Extracted text |

┌────────

West End 24 May 24 07:29

West End firms have a serious diversity problem. Try wearing a Keffiyeh to work and watch the reaction...

 

Anonymous 24 May 24 08:34

"It's important that firms are aware they shouldn't be sending an all white male team to pitch or to act on deals - some firms don't seem to even think about that, which baffles me especially when diverse GCs are instructing them," said a private equity client."

I look forward to the day that you can say, without batting an eyelid or thinking for a moment that you might be saying something straight up racist, that you were baffled by a firm's decision to send a group of black people to speak with you because didn't they realise that you were white and wouldn't find it acceptable to hear from People Like That.

The idea that we can't fairly be expected to do business with people who don't look like us, and that we can openly criticise suppliers for failing to supply someone from our chosen tribe, is a huge step backwards for equality of opportunity and social cohesion. It's so sad to see it bedding in amongst otherwise intelligent people as a misguided way of improving those things. The mantras around it say it's a virtuous path to a brighter tomorrow, but like a lot of supposedly virtuous ideologies before it, it's going nowhere good.

It's like watching the Old Lady Who Swallowed A Fly in slow motion.

Anonymous 24 May 24 08:41

"West End firms have a serious diversity problem. Try wearing a Keffiyeh to work and watch the reaction..."

What do you mean by that?

Could you be a bit more specific about the 'problem' you are trying to point out here?

What, or who, are you trying to say is too prevent at West End Firms exactly? Why so circumspect?

Anonymous 24 May 24 08:56

@ Anon 8:34

You are correct, to a large extent, but it also shows a serious lack of savvy for a modern firm to send a gaggle of middle-aged white blokes to an organisation that may be unimpressed with such a cohort. 

As with most aspects of the business of law, the trick is largely about playing to the room. If the client wants a "diverse" - whatever that means to them - panel, then send them one. If they don't, don't worry about it. Clearly the GC that made those comments felt wronged for whatever reason, so if you want their business, don't make them feel like that.

I was once looking to get involved in a delegation to an African country to speak with potential merger partners. Despite already having offices in sub-Saharan African, my firm was proposing that the delegation would be entirely white European males based in Europe, with one female (who was not actually employed by the firm but was a local consultant). I asked why we were not including some of our colleagues from our other existing offices in Africa - it seemed like a most obvious thing to do for a variety of reasons - and was astonished to find that such a thought had never crossed anyone's mind. So, whilst you are right in principle - that division along grounds of identity is not good, and tokenism is also not good - there is a still a business case for considering issues of diversity and for, frankly, showing a bit of human intelligence - something that a lot of people in the industry still struggle with.

└────────

Task directions | Please output the portion of the comment thread between "What, or who, are" and "feel like that.", inclusive. The lines that come next are a separate set of material, not part of the comment thread.

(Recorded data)
┌────────

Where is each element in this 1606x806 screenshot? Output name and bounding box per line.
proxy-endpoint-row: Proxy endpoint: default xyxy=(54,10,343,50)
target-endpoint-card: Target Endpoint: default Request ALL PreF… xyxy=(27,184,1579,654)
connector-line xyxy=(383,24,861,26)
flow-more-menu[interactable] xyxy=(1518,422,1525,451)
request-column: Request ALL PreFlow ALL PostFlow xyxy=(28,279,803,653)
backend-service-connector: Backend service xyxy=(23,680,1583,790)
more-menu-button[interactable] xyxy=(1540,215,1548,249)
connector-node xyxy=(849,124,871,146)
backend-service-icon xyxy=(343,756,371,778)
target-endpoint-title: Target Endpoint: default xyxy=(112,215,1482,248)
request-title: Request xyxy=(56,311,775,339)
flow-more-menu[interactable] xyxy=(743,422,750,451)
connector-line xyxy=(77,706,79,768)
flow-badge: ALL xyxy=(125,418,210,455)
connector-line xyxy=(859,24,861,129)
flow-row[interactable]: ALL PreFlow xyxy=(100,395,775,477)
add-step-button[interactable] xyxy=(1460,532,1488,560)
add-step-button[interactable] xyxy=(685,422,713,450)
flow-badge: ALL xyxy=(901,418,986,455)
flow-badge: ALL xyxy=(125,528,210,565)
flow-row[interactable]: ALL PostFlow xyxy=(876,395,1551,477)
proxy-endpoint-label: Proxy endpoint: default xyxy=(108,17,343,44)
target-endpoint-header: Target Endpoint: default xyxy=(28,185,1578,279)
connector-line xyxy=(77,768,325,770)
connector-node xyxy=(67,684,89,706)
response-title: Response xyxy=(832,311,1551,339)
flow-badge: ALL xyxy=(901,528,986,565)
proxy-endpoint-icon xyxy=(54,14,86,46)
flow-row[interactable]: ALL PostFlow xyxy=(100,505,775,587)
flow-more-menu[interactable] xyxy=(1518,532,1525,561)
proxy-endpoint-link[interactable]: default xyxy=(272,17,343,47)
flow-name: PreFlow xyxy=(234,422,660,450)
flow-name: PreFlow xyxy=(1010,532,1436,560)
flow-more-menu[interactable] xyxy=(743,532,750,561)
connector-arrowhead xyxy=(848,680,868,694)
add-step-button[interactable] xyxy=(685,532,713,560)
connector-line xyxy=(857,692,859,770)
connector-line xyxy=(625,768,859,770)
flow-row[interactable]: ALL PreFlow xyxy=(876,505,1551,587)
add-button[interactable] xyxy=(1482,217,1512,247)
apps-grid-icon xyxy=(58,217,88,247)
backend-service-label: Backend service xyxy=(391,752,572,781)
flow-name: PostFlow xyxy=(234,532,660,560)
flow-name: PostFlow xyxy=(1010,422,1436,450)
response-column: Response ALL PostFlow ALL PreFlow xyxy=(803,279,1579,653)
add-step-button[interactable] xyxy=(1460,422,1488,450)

└────────

Result below |
What, or who, are you trying to say is too prevent at West End Firms exactly? Why so circumspect?

Anonymous 24 May 24 08:56

@ Anon 8:34

You are correct, to a large extent, but it also shows a serious lack of savvy for a modern firm to send a gaggle of middle-aged white blokes to an organisation that may be unimpressed with such a cohort. 

As with most aspects of the business of law, the trick is largely about playing to the room. If the client wants a "diverse" - whatever that means to them - panel, then send them one. If they don't, don't worry about it. Clearly the GC that made those comments felt wronged for whatever reason, so if you want their business, don't make them feel like that.